Write the data below out exactly as it stands. Do not include the pictures.

• [LISTED RECORDS]
▬▬▬▬▬▬
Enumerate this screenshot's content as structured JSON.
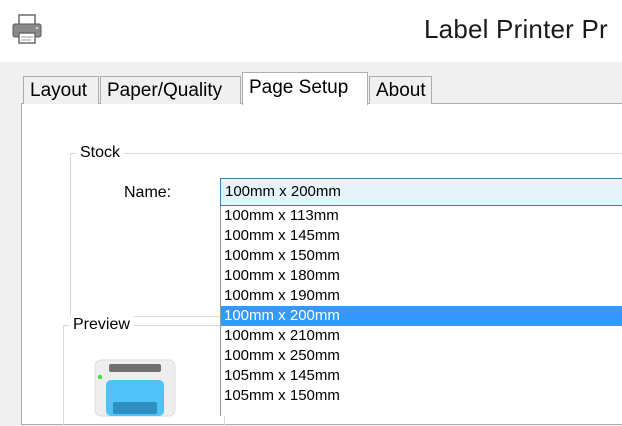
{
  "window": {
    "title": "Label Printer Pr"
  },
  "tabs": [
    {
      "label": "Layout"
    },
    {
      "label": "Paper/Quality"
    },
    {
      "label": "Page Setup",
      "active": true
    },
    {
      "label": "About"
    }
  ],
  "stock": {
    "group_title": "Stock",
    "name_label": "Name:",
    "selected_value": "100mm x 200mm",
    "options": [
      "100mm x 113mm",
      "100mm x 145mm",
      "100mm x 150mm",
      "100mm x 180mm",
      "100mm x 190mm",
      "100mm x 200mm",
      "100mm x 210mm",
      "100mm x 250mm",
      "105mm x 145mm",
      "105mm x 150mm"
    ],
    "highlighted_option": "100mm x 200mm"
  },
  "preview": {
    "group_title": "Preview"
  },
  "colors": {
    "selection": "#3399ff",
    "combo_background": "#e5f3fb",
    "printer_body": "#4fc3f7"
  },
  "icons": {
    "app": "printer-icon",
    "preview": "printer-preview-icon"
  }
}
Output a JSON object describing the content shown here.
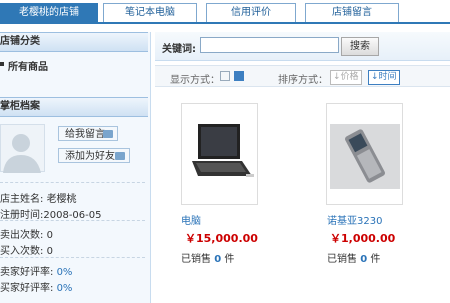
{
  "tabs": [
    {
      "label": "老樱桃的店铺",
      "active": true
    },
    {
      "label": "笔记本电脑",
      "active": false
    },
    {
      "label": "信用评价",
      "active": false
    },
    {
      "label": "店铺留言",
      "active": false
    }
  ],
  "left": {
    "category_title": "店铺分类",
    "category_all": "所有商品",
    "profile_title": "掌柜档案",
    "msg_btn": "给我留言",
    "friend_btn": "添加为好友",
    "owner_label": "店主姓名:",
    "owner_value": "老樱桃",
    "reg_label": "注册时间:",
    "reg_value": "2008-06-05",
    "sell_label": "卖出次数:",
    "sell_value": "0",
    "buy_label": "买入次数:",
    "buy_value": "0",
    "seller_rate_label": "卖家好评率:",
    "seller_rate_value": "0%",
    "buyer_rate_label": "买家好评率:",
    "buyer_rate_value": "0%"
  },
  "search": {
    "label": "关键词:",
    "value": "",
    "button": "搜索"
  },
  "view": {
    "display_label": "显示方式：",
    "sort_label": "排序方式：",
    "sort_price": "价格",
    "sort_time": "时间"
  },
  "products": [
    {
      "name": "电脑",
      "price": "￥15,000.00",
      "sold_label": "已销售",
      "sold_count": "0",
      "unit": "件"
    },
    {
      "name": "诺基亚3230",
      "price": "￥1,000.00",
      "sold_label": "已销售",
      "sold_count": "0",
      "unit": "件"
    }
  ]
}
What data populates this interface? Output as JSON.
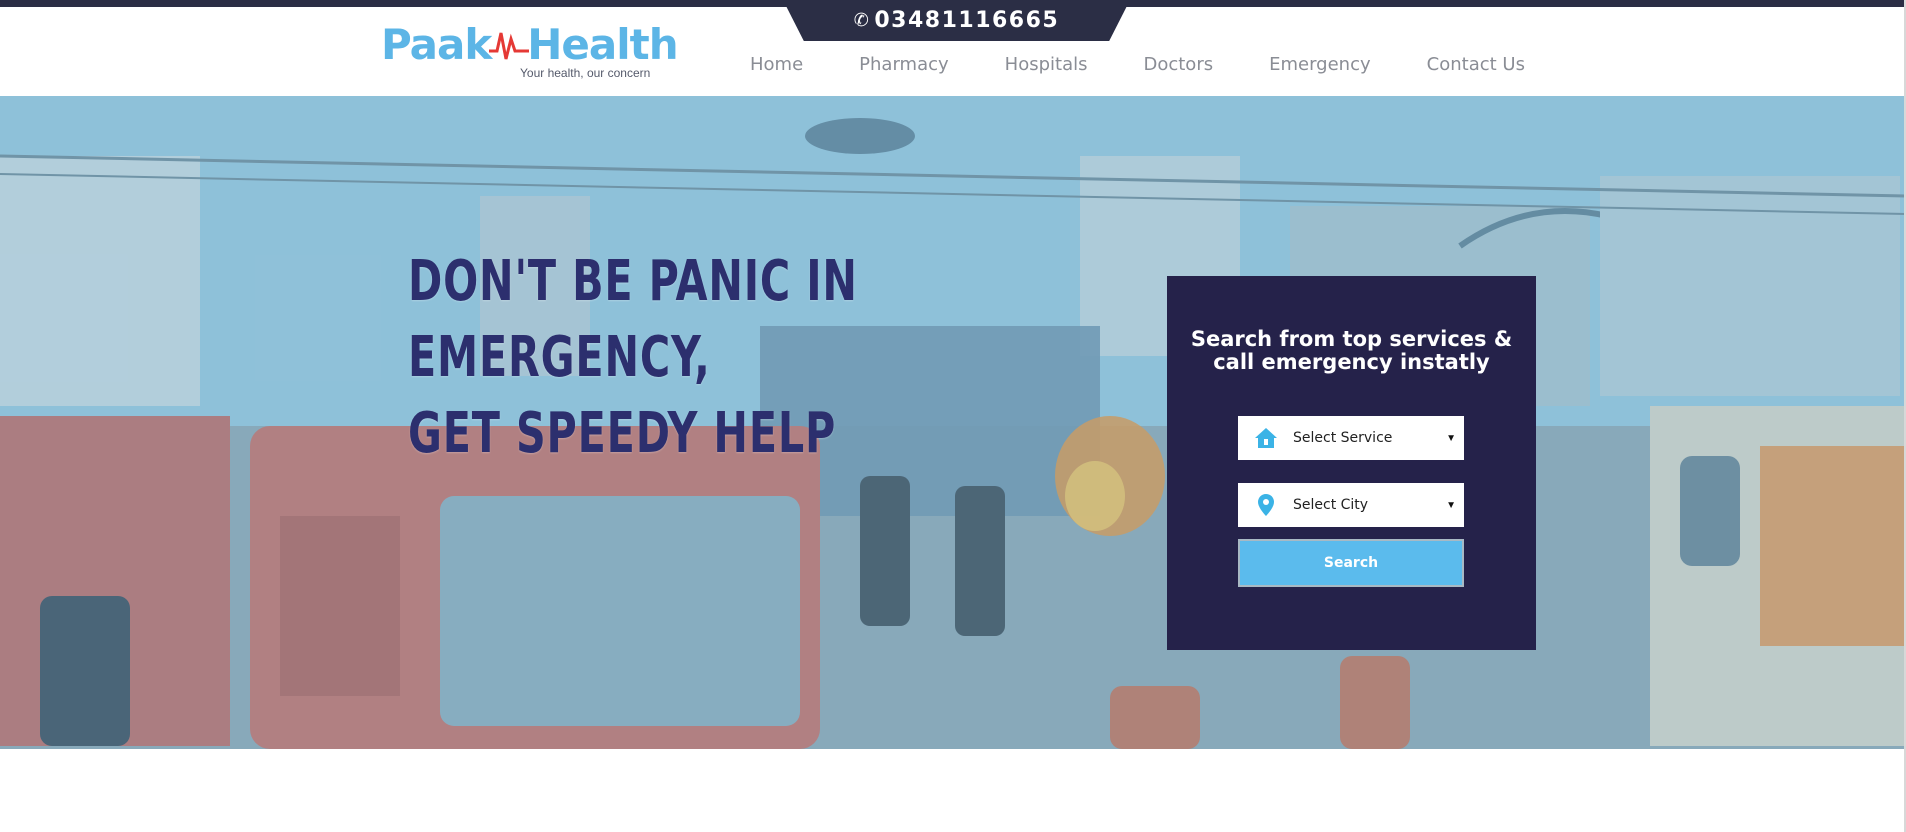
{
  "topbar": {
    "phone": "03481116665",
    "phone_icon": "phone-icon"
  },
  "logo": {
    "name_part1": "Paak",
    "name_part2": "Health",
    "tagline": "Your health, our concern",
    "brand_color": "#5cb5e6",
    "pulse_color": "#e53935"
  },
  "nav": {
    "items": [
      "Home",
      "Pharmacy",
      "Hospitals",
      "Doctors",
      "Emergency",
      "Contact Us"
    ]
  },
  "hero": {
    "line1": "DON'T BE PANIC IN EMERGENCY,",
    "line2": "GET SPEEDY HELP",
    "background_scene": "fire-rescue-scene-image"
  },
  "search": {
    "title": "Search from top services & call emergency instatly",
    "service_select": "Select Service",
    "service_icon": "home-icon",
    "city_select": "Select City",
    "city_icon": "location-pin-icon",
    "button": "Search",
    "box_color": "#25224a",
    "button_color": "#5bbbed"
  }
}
▬▬▬▬▬▬
• [SOLUTION TO THIS PROBLEM]
Enumerate this screenshot's content as structured JSON.
{
  "window": {
    "title": "Label Printer Pr"
  },
  "tabs": [
    {
      "label": "Layout"
    },
    {
      "label": "Paper/Quality"
    },
    {
      "label": "Page Setup",
      "active": true
    },
    {
      "label": "About"
    }
  ],
  "stock": {
    "group_title": "Stock",
    "name_label": "Name:",
    "selected_value": "100mm x 200mm",
    "options": [
      "100mm x 113mm",
      "100mm x 145mm",
      "100mm x 150mm",
      "100mm x 180mm",
      "100mm x 190mm",
      "100mm x 200mm",
      "100mm x 210mm",
      "100mm x 250mm",
      "105mm x 145mm",
      "105mm x 150mm"
    ],
    "highlighted_option": "100mm x 200mm"
  },
  "preview": {
    "group_title": "Preview"
  },
  "colors": {
    "selection": "#3399ff",
    "combo_background": "#e5f3fb",
    "printer_body": "#4fc3f7"
  },
  "icons": {
    "app": "printer-icon",
    "preview": "printer-preview-icon"
  }
}
Output a JSON object describing the content shown here.
{
  "tabs": [
    {
      "label": "老樱桃的店铺",
      "active": true
    },
    {
      "label": "笔记本电脑",
      "active": false
    },
    {
      "label": "信用评价",
      "active": false
    },
    {
      "label": "店铺留言",
      "active": false
    }
  ],
  "left": {
    "category_title": "店铺分类",
    "category_all": "所有商品",
    "profile_title": "掌柜档案",
    "msg_btn": "给我留言",
    "friend_btn": "添加为好友",
    "owner_label": "店主姓名:",
    "owner_value": "老樱桃",
    "reg_label": "注册时间:",
    "reg_value": "2008-06-05",
    "sell_label": "卖出次数:",
    "sell_value": "0",
    "buy_label": "买入次数:",
    "buy_value": "0",
    "seller_rate_label": "卖家好评率:",
    "seller_rate_value": "0%",
    "buyer_rate_label": "买家好评率:",
    "buyer_rate_value": "0%"
  },
  "search": {
    "label": "关键词:",
    "value": "",
    "button": "搜索"
  },
  "view": {
    "display_label": "显示方式：",
    "sort_label": "排序方式：",
    "sort_price": "价格",
    "sort_time": "时间"
  },
  "products": [
    {
      "name": "电脑",
      "price": "￥15,000.00",
      "sold_label": "已销售",
      "sold_count": "0",
      "unit": "件"
    },
    {
      "name": "诺基亚3230",
      "price": "￥1,000.00",
      "sold_label": "已销售",
      "sold_count": "0",
      "unit": "件"
    }
  ]
}
What data populates this interface? Output as JSON.
{
  "topbar": {
    "phone": "03481116665",
    "phone_icon": "phone-icon"
  },
  "logo": {
    "name_part1": "Paak",
    "name_part2": "Health",
    "tagline": "Your health, our concern",
    "brand_color": "#5cb5e6",
    "pulse_color": "#e53935"
  },
  "nav": {
    "items": [
      "Home",
      "Pharmacy",
      "Hospitals",
      "Doctors",
      "Emergency",
      "Contact Us"
    ]
  },
  "hero": {
    "line1": "DON'T BE PANIC IN EMERGENCY,",
    "line2": "GET SPEEDY HELP",
    "background_scene": "fire-rescue-scene-image"
  },
  "search": {
    "title": "Search from top services & call emergency instatly",
    "service_select": "Select Service",
    "service_icon": "home-icon",
    "city_select": "Select City",
    "city_icon": "location-pin-icon",
    "button": "Search",
    "box_color": "#25224a",
    "button_color": "#5bbbed"
  }
}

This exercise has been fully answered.